(Items listed in a dataset)
__________________________________________________

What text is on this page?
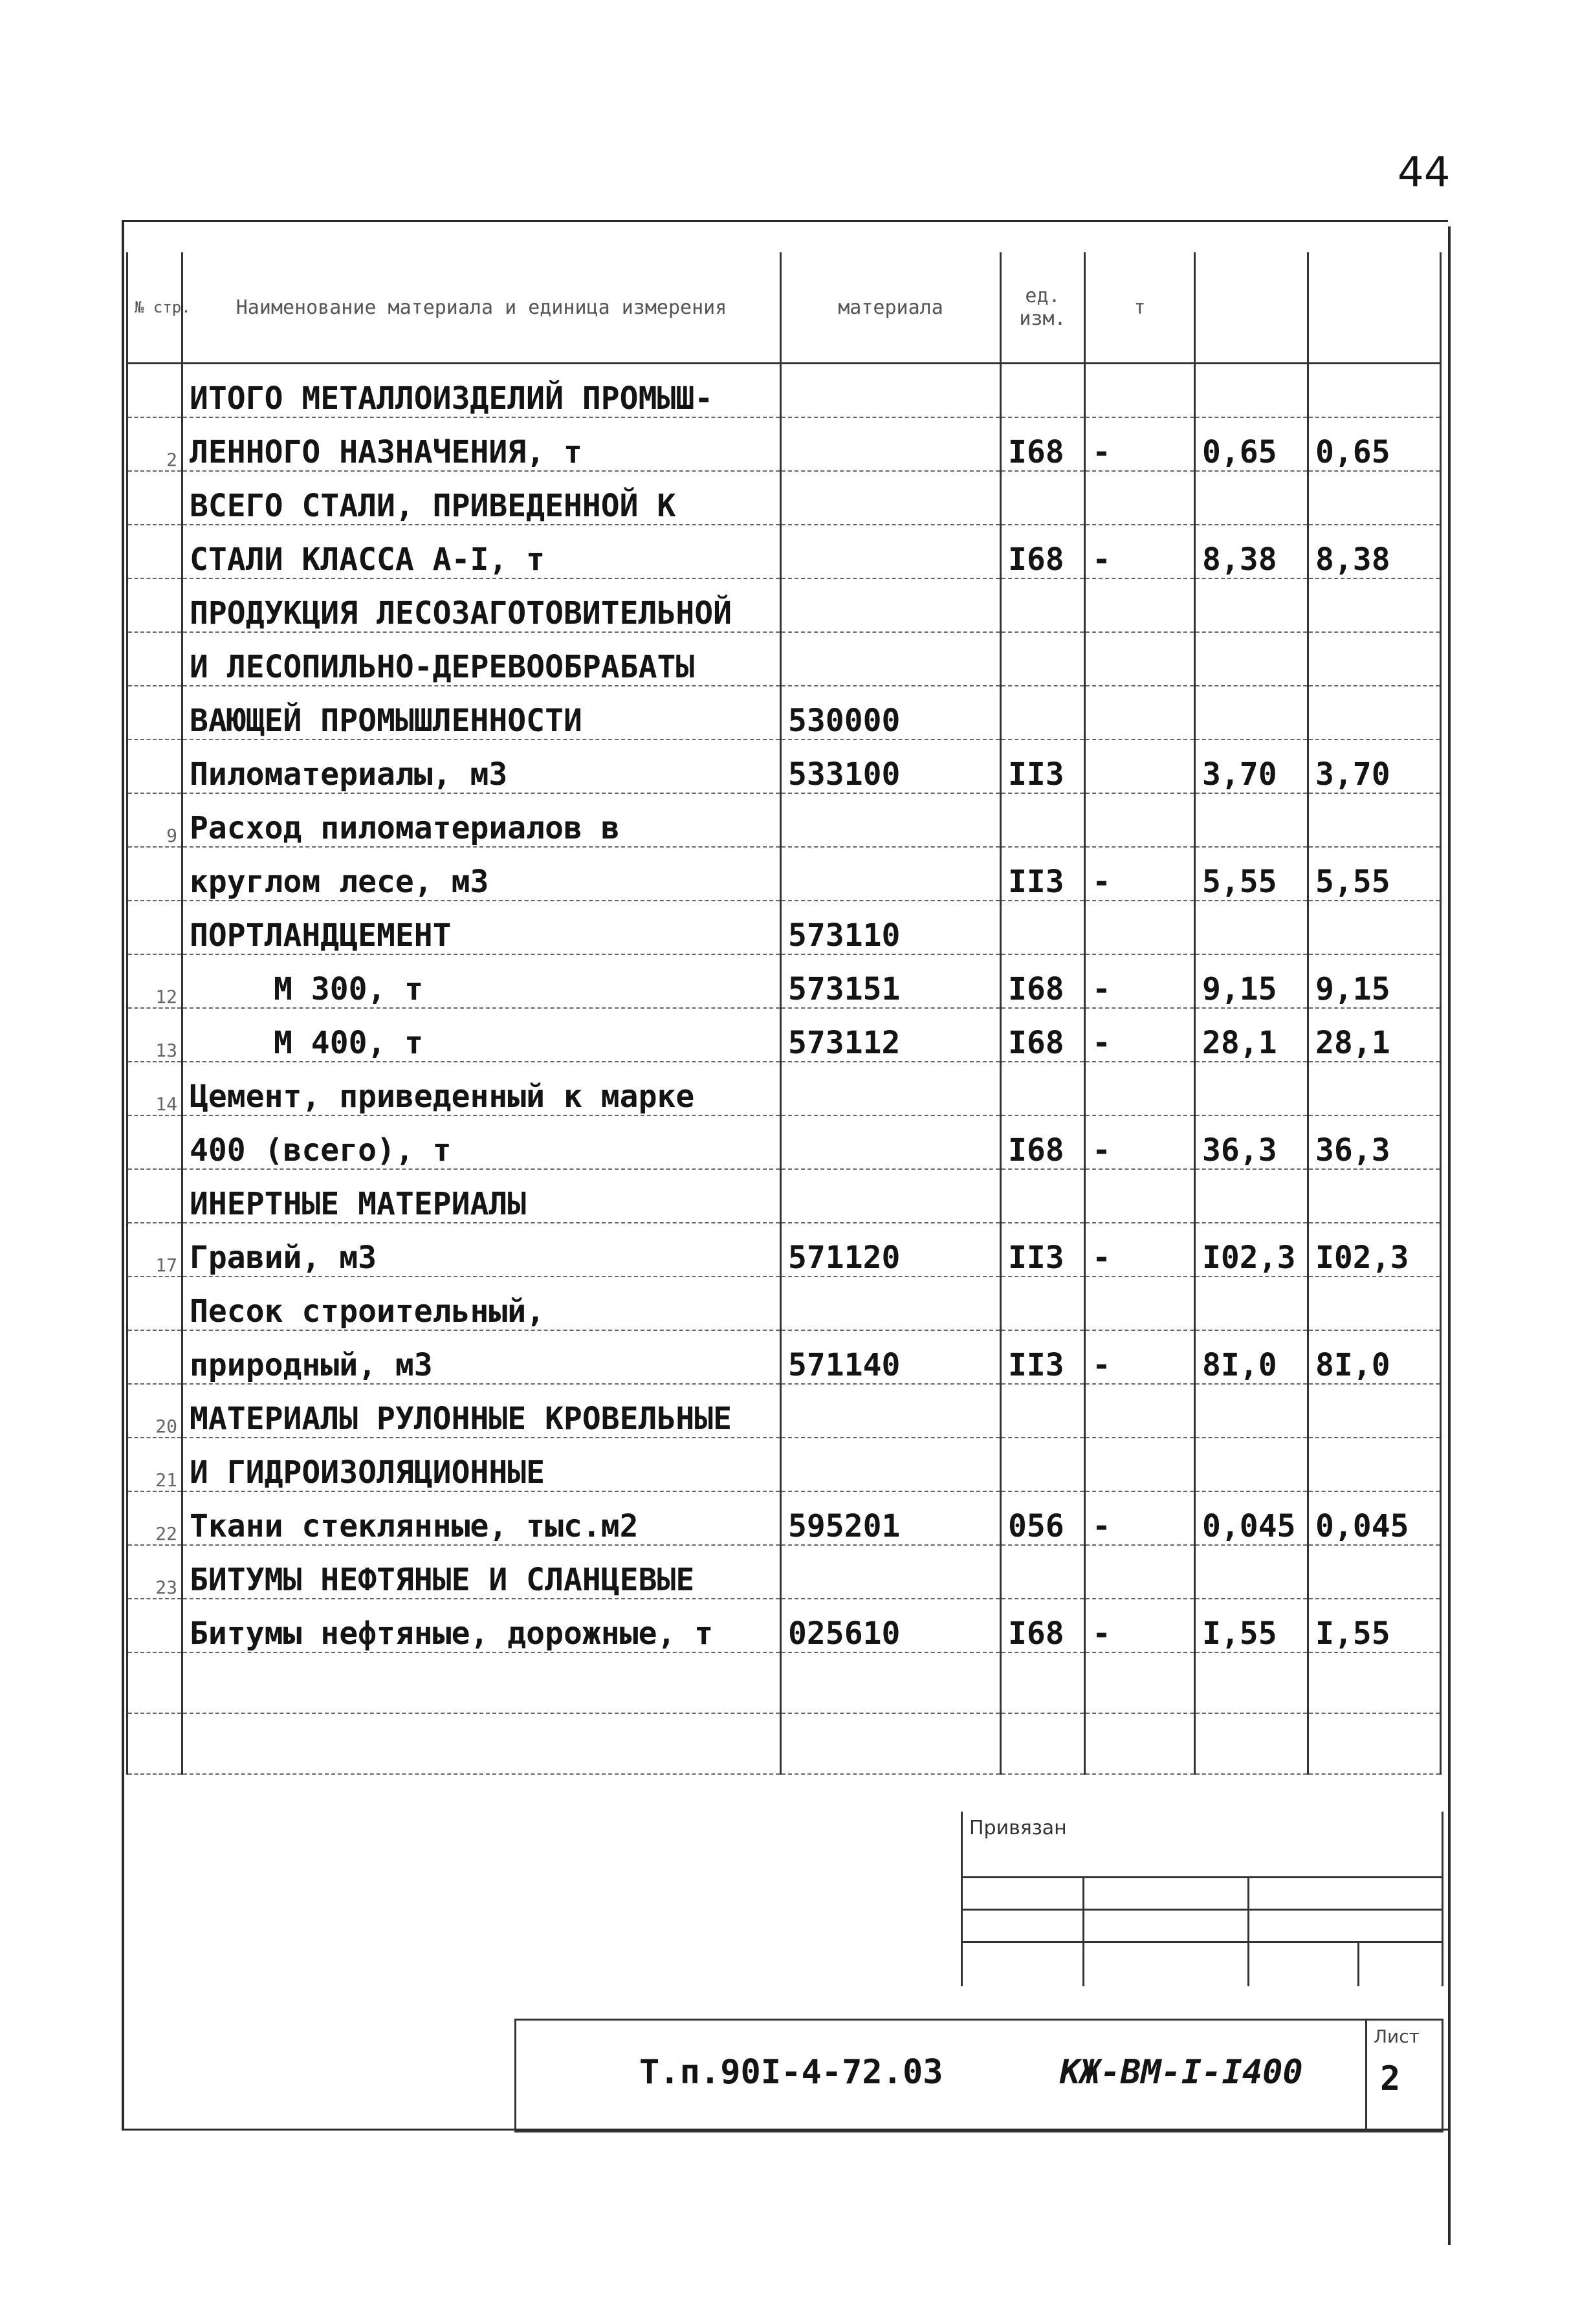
44
№ стр.	Наименование материала и единица измерения	материала	ед. изм.	т		
	ИТОГО МЕТАЛЛОИЗДЕЛИЙ ПРОМЫШ-					
2	ЛЕННОГО НАЗНАЧЕНИЯ, т		I68	-	0,65	0,65
	ВСЕГО СТАЛИ, ПРИВЕДЕННОЙ К					
	СТАЛИ КЛАССА А-I, т		I68	-	8,38	8,38
	ПРОДУКЦИЯ ЛЕСОЗАГОТОВИТЕЛЬНОЙ					
	И ЛЕСОПИЛЬНО-ДЕРЕВООБРАБАТЫ					
	ВАЮЩЕЙ ПРОМЫШЛЕННОСТИ	530000				
	Пиломатериалы, м3	533100	II3		3,70	3,70
9	Расход пиломатериалов в					
	круглом лесе, м3		II3	-	5,55	5,55
	ПОРТЛАНДЦЕМЕНТ	573110				
12	М 300, т	573151	I68	-	9,15	9,15
13	М 400, т	573112	I68	-	28,1	28,1
14	Цемент, приведенный к марке					
	400 (всего), т		I68	-	36,3	36,3
	ИНЕРТНЫЕ МАТЕРИАЛЫ					
17	Гравий, м3	571120	II3	-	I02,3	I02,3
	Песок строительный,					
	природный, м3	571140	II3	-	8I,0	8I,0
20	МАТЕРИАЛЫ РУЛОННЫЕ КРОВЕЛЬНЫЕ					
21	И ГИДРОИЗОЛЯЦИОННЫЕ					
22	Ткани стеклянные, тыс.м2	595201	056	-	0,045	0,045
23	БИТУМЫ НЕФТЯНЫЕ И СЛАНЦЕВЫЕ					
	Битумы нефтяные, дорожные, т	025610	I68	-	I,55	I,55

Привязан
Т.п.90I-4-72.03	КЖ-ВМ-I-I400
Лист
2
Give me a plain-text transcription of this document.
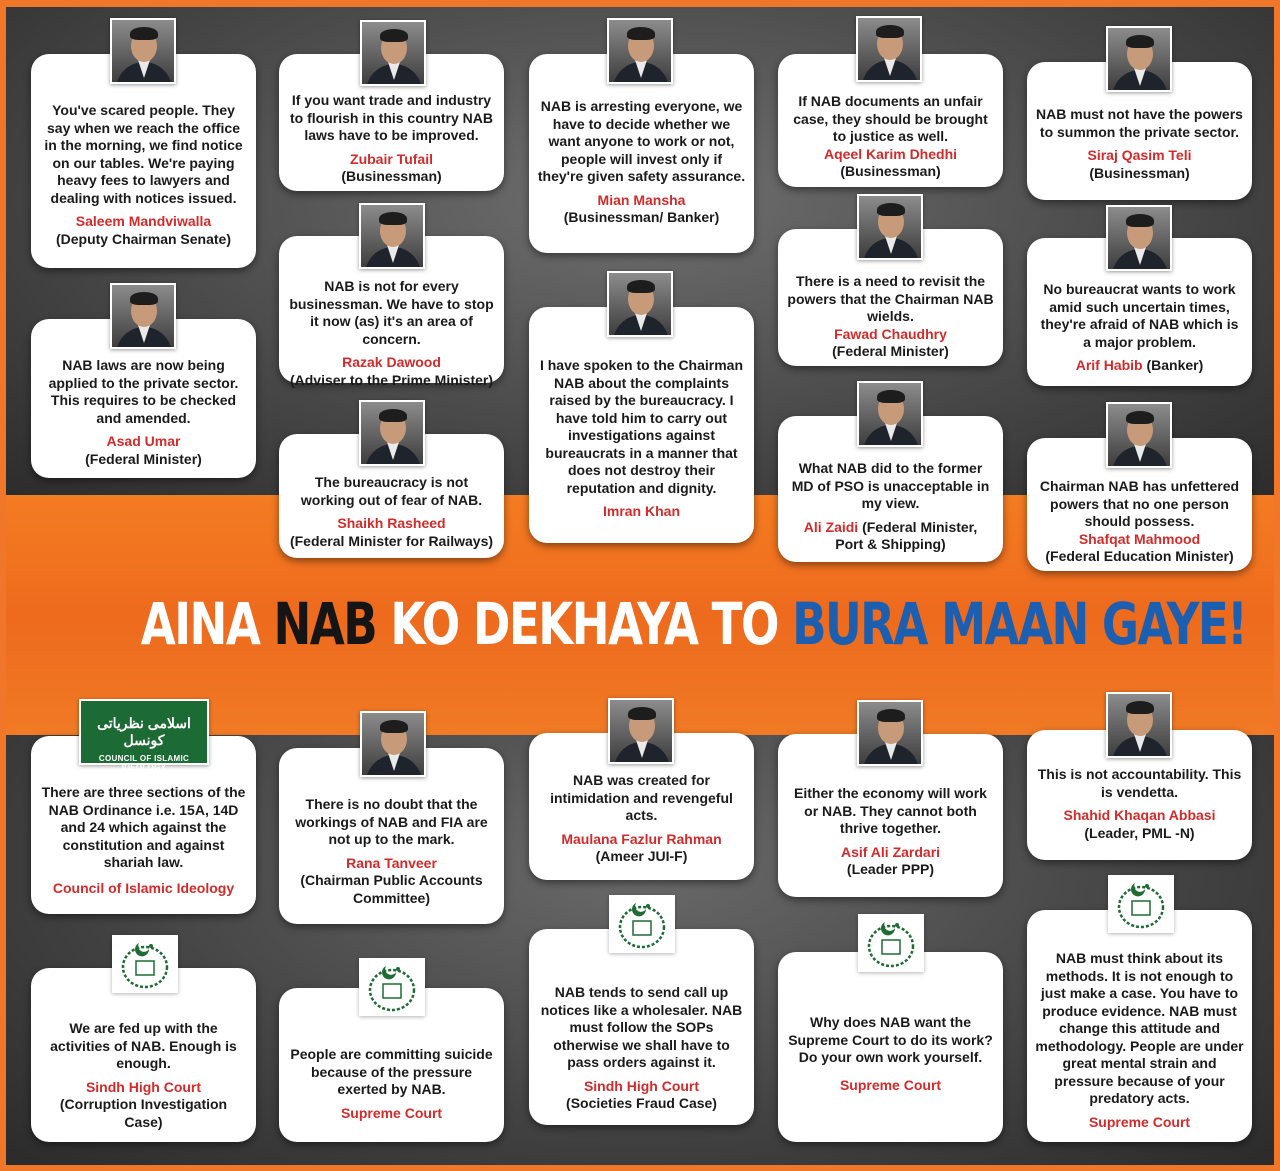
You've scared people. They say when we reach the office in the morning, we find notice on our tables. We're paying heavy fees to lawyers and dealing with notices issued.
Saleem Mandviwalla
(Deputy Chairman Senate)
If you want trade and industry to flourish in this country NAB laws have to be improved.
Zubair Tufail
(Businessman)
NAB is arresting everyone, we have to decide whether we want anyone to work or not, people will invest only if they're given safety assurance.
Mian Mansha
(Businessman/ Banker)
If NAB documents an unfair case, they should be brought to justice as well.
Aqeel Karim Dhedhi
(Businessman)
NAB must not have the powers to summon the private sector.
Siraj Qasim Teli
(Businessman)
NAB is not for every businessman. We have to stop it now (as) it's an area of concern.
Razak Dawood
(Adviser to the Prime Minister)
There is a need to revisit the powers that the Chairman NAB wields.
Fawad Chaudhry
(Federal Minister)
No bureaucrat wants to work amid such uncertain times, they're afraid of NAB which is a major problem.
Arif Habib (Banker)
NAB laws are now being applied to the private sector. This requires to be checked and amended.
Asad Umar
(Federal Minister)
I have spoken to the Chairman NAB about the complaints raised by the bureaucracy. I have told him to carry out investigations against bureaucrats in a manner that does not destroy their reputation and dignity.
Imran Khan
The bureaucracy is not working out of fear of NAB.
Shaikh Rasheed
(Federal Minister for Railways)
What NAB did to the former MD of PSO is unacceptable in my view.
Ali Zaidi (Federal Minister,
Port & Shipping)
Chairman NAB has unfettered powers that no one person should possess.
Shafqat Mahmood
(Federal Education Minister)
AINA NAB KO DEKHAYA TO BURA MAAN GAYE!
There are three sections of the NAB Ordinance i.e. 15A, 14D and 24 which against the constitution and against shariah law.
Council of Islamic Ideology
اسلامی نظریاتی کونسل
COUNCIL OF ISLAMIC IDEOLOGY
There is no doubt that the workings of NAB and FIA are not up to the mark.
Rana Tanveer
(Chairman Public Accounts Committee)
NAB was created for intimidation and revengeful acts.
Maulana Fazlur Rahman
(Ameer JUI-F)
Either the economy will work or NAB. They cannot both thrive together.
Asif Ali Zardari
(Leader PPP)
This is not accountability. This is vendetta.
Shahid Khaqan Abbasi
(Leader, PML -N)
We are fed up with the activities of NAB. Enough is enough.
Sindh High Court
(Corruption Investigation Case)
People are committing suicide because of the pressure exerted by NAB.
Supreme Court
NAB tends to send call up notices like a wholesaler. NAB must follow the SOPs otherwise we shall have to pass orders against it.
Sindh High Court
(Societies Fraud Case)
Why does NAB want the Supreme Court to do its work? Do your own work yourself.
Supreme Court
NAB must think about its methods. It is not enough to just make a case. You have to produce evidence. NAB must change this attitude and methodology. People are under great mental strain and pressure because of your predatory acts.
Supreme Court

__________________________________________________

• **Instruction**
Print the full listing exactly, dropping the pictures.

• **Solution for this task**
What text is on this page?
44
№ стр.	Наименование материала и единица измерения	материала	ед. изм.	т		
	ИТОГО МЕТАЛЛОИЗДЕЛИЙ ПРОМЫШ-					
2	ЛЕННОГО НАЗНАЧЕНИЯ, т		I68	-	0,65	0,65
	ВСЕГО СТАЛИ, ПРИВЕДЕННОЙ К					
	СТАЛИ КЛАССА А-I, т		I68	-	8,38	8,38
	ПРОДУКЦИЯ ЛЕСОЗАГОТОВИТЕЛЬНОЙ					
	И ЛЕСОПИЛЬНО-ДЕРЕВООБРАБАТЫ					
	ВАЮЩЕЙ ПРОМЫШЛЕННОСТИ	530000				
	Пиломатериалы, м3	533100	II3		3,70	3,70
9	Расход пиломатериалов в					
	круглом лесе, м3		II3	-	5,55	5,55
	ПОРТЛАНДЦЕМЕНТ	573110				
12	М 300, т	573151	I68	-	9,15	9,15
13	М 400, т	573112	I68	-	28,1	28,1
14	Цемент, приведенный к марке					
	400 (всего), т		I68	-	36,3	36,3
	ИНЕРТНЫЕ МАТЕРИАЛЫ					
17	Гравий, м3	571120	II3	-	I02,3	I02,3
	Песок строительный,					
	природный, м3	571140	II3	-	8I,0	8I,0
20	МАТЕРИАЛЫ РУЛОННЫЕ КРОВЕЛЬНЫЕ					
21	И ГИДРОИЗОЛЯЦИОННЫЕ					
22	Ткани стеклянные, тыс.м2	595201	056	-	0,045	0,045
23	БИТУМЫ НЕФТЯНЫЕ И СЛАНЦЕВЫЕ					
	Битумы нефтяные, дорожные, т	025610	I68	-	I,55	I,55

Привязан
Т.п.90I-4-72.03	КЖ-ВМ-I-I400
Лист
2
Give me a plain-text transcription of this document.
You've scared people. They say when we reach the office in the morning, we find notice on our tables. We're paying heavy fees to lawyers and dealing with notices issued.
Saleem Mandviwalla
(Deputy Chairman Senate)
If you want trade and industry to flourish in this country NAB laws have to be improved.
Zubair Tufail
(Businessman)
NAB is arresting everyone, we have to decide whether we want anyone to work or not, people will invest only if they're given safety assurance.
Mian Mansha
(Businessman/ Banker)
If NAB documents an unfair case, they should be brought to justice as well.
Aqeel Karim Dhedhi
(Businessman)
NAB must not have the powers to summon the private sector.
Siraj Qasim Teli
(Businessman)
NAB is not for every businessman. We have to stop it now (as) it's an area of concern.
Razak Dawood
(Adviser to the Prime Minister)
There is a need to revisit the powers that the Chairman NAB wields.
Fawad Chaudhry
(Federal Minister)
No bureaucrat wants to work amid such uncertain times, they're afraid of NAB which is a major problem.
Arif Habib (Banker)
NAB laws are now being applied to the private sector. This requires to be checked and amended.
Asad Umar
(Federal Minister)
I have spoken to the Chairman NAB about the complaints raised by the bureaucracy. I have told him to carry out investigations against bureaucrats in a manner that does not destroy their reputation and dignity.
Imran Khan
The bureaucracy is not working out of fear of NAB.
Shaikh Rasheed
(Federal Minister for Railways)
What NAB did to the former MD of PSO is unacceptable in my view.
Ali Zaidi (Federal Minister,
Port & Shipping)
Chairman NAB has unfettered powers that no one person should possess.
Shafqat Mahmood
(Federal Education Minister)
AINA NAB KO DEKHAYA TO BURA MAAN GAYE!
There are three sections of the NAB Ordinance i.e. 15A, 14D and 24 which against the constitution and against shariah law.
Council of Islamic Ideology
اسلامی نظریاتی کونسل
COUNCIL OF ISLAMIC IDEOLOGY
There is no doubt that the workings of NAB and FIA are not up to the mark.
Rana Tanveer
(Chairman Public Accounts Committee)
NAB was created for intimidation and revengeful acts.
Maulana Fazlur Rahman
(Ameer JUI-F)
Either the economy will work or NAB. They cannot both thrive together.
Asif Ali Zardari
(Leader PPP)
This is not accountability. This is vendetta.
Shahid Khaqan Abbasi
(Leader, PML -N)
We are fed up with the activities of NAB. Enough is enough.
Sindh High Court
(Corruption Investigation Case)
People are committing suicide because of the pressure exerted by NAB.
Supreme Court
NAB tends to send call up notices like a wholesaler. NAB must follow the SOPs otherwise we shall have to pass orders against it.
Sindh High Court
(Societies Fraud Case)
Why does NAB want the Supreme Court to do its work? Do your own work yourself.
Supreme Court
NAB must think about its methods. It is not enough to just make a case. You have to produce evidence. NAB must change this attitude and methodology. People are under great mental strain and pressure because of your predatory acts.
Supreme Court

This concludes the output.